▸ Raw records
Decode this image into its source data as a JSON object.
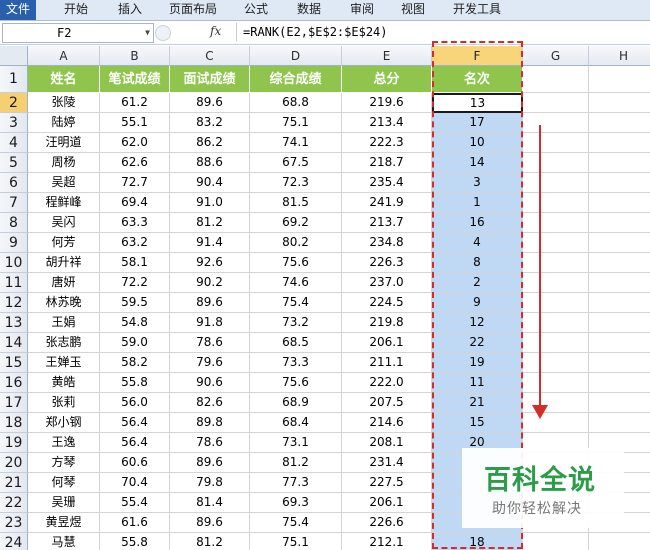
{
  "ribbon_tabs": [
    "文件",
    "开始",
    "插入",
    "页面布局",
    "公式",
    "数据",
    "审阅",
    "视图",
    "开发工具"
  ],
  "formula_bar": {
    "name_box": "F2",
    "fx_label": "fx",
    "formula": "=RANK(E2,$E$2:$E$24)"
  },
  "columns": [
    "A",
    "B",
    "C",
    "D",
    "E",
    "F",
    "G",
    "H"
  ],
  "selected_column": "F",
  "headers": [
    "姓名",
    "笔试成绩",
    "面试成绩",
    "综合成绩",
    "总分",
    "名次"
  ],
  "rows": [
    {
      "row": "2",
      "name": "张陵",
      "written": "61.2",
      "interview": "89.6",
      "overall": "68.8",
      "total": "219.6",
      "rank": "13"
    },
    {
      "row": "3",
      "name": "陆婷",
      "written": "55.1",
      "interview": "83.2",
      "overall": "75.1",
      "total": "213.4",
      "rank": "17"
    },
    {
      "row": "4",
      "name": "汪明道",
      "written": "62.0",
      "interview": "86.2",
      "overall": "74.1",
      "total": "222.3",
      "rank": "10"
    },
    {
      "row": "5",
      "name": "周杨",
      "written": "62.6",
      "interview": "88.6",
      "overall": "67.5",
      "total": "218.7",
      "rank": "14"
    },
    {
      "row": "6",
      "name": "吴超",
      "written": "72.7",
      "interview": "90.4",
      "overall": "72.3",
      "total": "235.4",
      "rank": "3"
    },
    {
      "row": "7",
      "name": "程鲜峰",
      "written": "69.4",
      "interview": "91.0",
      "overall": "81.5",
      "total": "241.9",
      "rank": "1"
    },
    {
      "row": "8",
      "name": "吴闪",
      "written": "63.3",
      "interview": "81.2",
      "overall": "69.2",
      "total": "213.7",
      "rank": "16"
    },
    {
      "row": "9",
      "name": "何芳",
      "written": "63.2",
      "interview": "91.4",
      "overall": "80.2",
      "total": "234.8",
      "rank": "4"
    },
    {
      "row": "10",
      "name": "胡升祥",
      "written": "58.1",
      "interview": "92.6",
      "overall": "75.6",
      "total": "226.3",
      "rank": "8"
    },
    {
      "row": "11",
      "name": "唐妍",
      "written": "72.2",
      "interview": "90.2",
      "overall": "74.6",
      "total": "237.0",
      "rank": "2"
    },
    {
      "row": "12",
      "name": "林苏晚",
      "written": "59.5",
      "interview": "89.6",
      "overall": "75.4",
      "total": "224.5",
      "rank": "9"
    },
    {
      "row": "13",
      "name": "王娟",
      "written": "54.8",
      "interview": "91.8",
      "overall": "73.2",
      "total": "219.8",
      "rank": "12"
    },
    {
      "row": "14",
      "name": "张志鹏",
      "written": "59.0",
      "interview": "78.6",
      "overall": "68.5",
      "total": "206.1",
      "rank": "22"
    },
    {
      "row": "15",
      "name": "王婵玉",
      "written": "58.2",
      "interview": "79.6",
      "overall": "73.3",
      "total": "211.1",
      "rank": "19"
    },
    {
      "row": "16",
      "name": "黄皓",
      "written": "55.8",
      "interview": "90.6",
      "overall": "75.6",
      "total": "222.0",
      "rank": "11"
    },
    {
      "row": "17",
      "name": "张莉",
      "written": "56.0",
      "interview": "82.6",
      "overall": "68.9",
      "total": "207.5",
      "rank": "21"
    },
    {
      "row": "18",
      "name": "郑小钢",
      "written": "56.4",
      "interview": "89.8",
      "overall": "68.4",
      "total": "214.6",
      "rank": "15"
    },
    {
      "row": "19",
      "name": "王逸",
      "written": "56.4",
      "interview": "78.6",
      "overall": "73.1",
      "total": "208.1",
      "rank": "20"
    },
    {
      "row": "20",
      "name": "方琴",
      "written": "60.6",
      "interview": "89.6",
      "overall": "81.2",
      "total": "231.4",
      "rank": ""
    },
    {
      "row": "21",
      "name": "何琴",
      "written": "70.4",
      "interview": "79.8",
      "overall": "77.3",
      "total": "227.5",
      "rank": ""
    },
    {
      "row": "22",
      "name": "吴珊",
      "written": "55.4",
      "interview": "81.4",
      "overall": "69.3",
      "total": "206.1",
      "rank": ""
    },
    {
      "row": "23",
      "name": "黄昱煜",
      "written": "61.6",
      "interview": "89.6",
      "overall": "75.4",
      "total": "226.6",
      "rank": ""
    },
    {
      "row": "24",
      "name": "马慧",
      "written": "55.8",
      "interview": "81.2",
      "overall": "75.1",
      "total": "212.1",
      "rank": "18"
    }
  ],
  "watermark": {
    "title": "百科全说",
    "subtitle": "助你轻松解决"
  },
  "colors": {
    "header_green": "#8fc54d",
    "rank_fill": "#bfd9f4",
    "annotation_red": "#d42b2b",
    "file_tab": "#2a5fac"
  }
}
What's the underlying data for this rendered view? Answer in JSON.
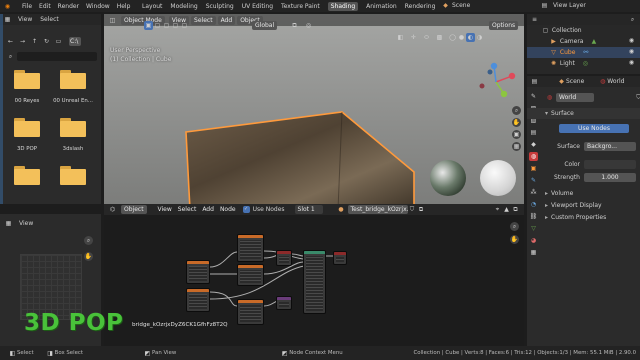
{
  "topbar": {
    "menus": [
      "File",
      "Edit",
      "Render",
      "Window",
      "Help"
    ],
    "workspaces": [
      "Layout",
      "Modeling",
      "Sculpting",
      "UV Editing",
      "Texture Paint",
      "Shading",
      "Animation",
      "Rendering"
    ],
    "active_workspace": "Shading",
    "scene": "Scene",
    "view_layer": "View Layer"
  },
  "file_browser": {
    "menus": [
      "View",
      "Select"
    ],
    "path": "C:\\",
    "folders": [
      "00 Reyes",
      "00 Unreal En...",
      "3D POP",
      "3dslash",
      "",
      "",
      ""
    ],
    "view_menu": "View"
  },
  "viewport": {
    "mode": "Object Mode",
    "menus": [
      "View",
      "Select",
      "Add",
      "Object"
    ],
    "transform": "Global",
    "options": "Options",
    "overlay_title": "User Perspective",
    "overlay_collection": "(1) Collection | Cube"
  },
  "node_editor": {
    "object": "Object",
    "menus": [
      "View",
      "Select",
      "Add",
      "Node"
    ],
    "use_nodes_label": "Use Nodes",
    "use_nodes": true,
    "slot": "Slot 1",
    "material": "Test_bridge_kOzrjx...",
    "texture_label": "bridge_kOzrjxDyZ6CK1GfhFz8T2Q"
  },
  "outliner": {
    "items": [
      {
        "name": "Collection",
        "color": "#e6e6e6"
      },
      {
        "name": "Camera",
        "color": "#e0a060"
      },
      {
        "name": "Cube",
        "color": "#ff9a3c",
        "selected": true
      },
      {
        "name": "Light",
        "color": "#e0a060"
      }
    ]
  },
  "properties": {
    "scene": "Scene",
    "world": "World",
    "surface_panel": "Surface",
    "use_nodes_btn": "Use Nodes",
    "surface_label": "Surface",
    "surface_value": "Backgro...",
    "color_label": "Color",
    "strength_label": "Strength",
    "strength_value": "1.000",
    "panels": [
      "Volume",
      "Viewport Display",
      "Custom Properties"
    ]
  },
  "statusbar": {
    "left": [
      "Select",
      "Box Select",
      "Pan View",
      "Node Context Menu"
    ],
    "right": "Collection | Cube | Verts:8 | Faces:6 | Tris:12 | Objects:1/3 | Mem: 55.1 MiB | 2.90.0"
  },
  "watermark": "3D POP",
  "colors": {
    "accent": "#4772b3",
    "selection": "#ff9a3c",
    "panel": "#303030"
  }
}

▸ Written instruction
Give the count of lines that hold the word "data", with nothing added.

▸ The output
2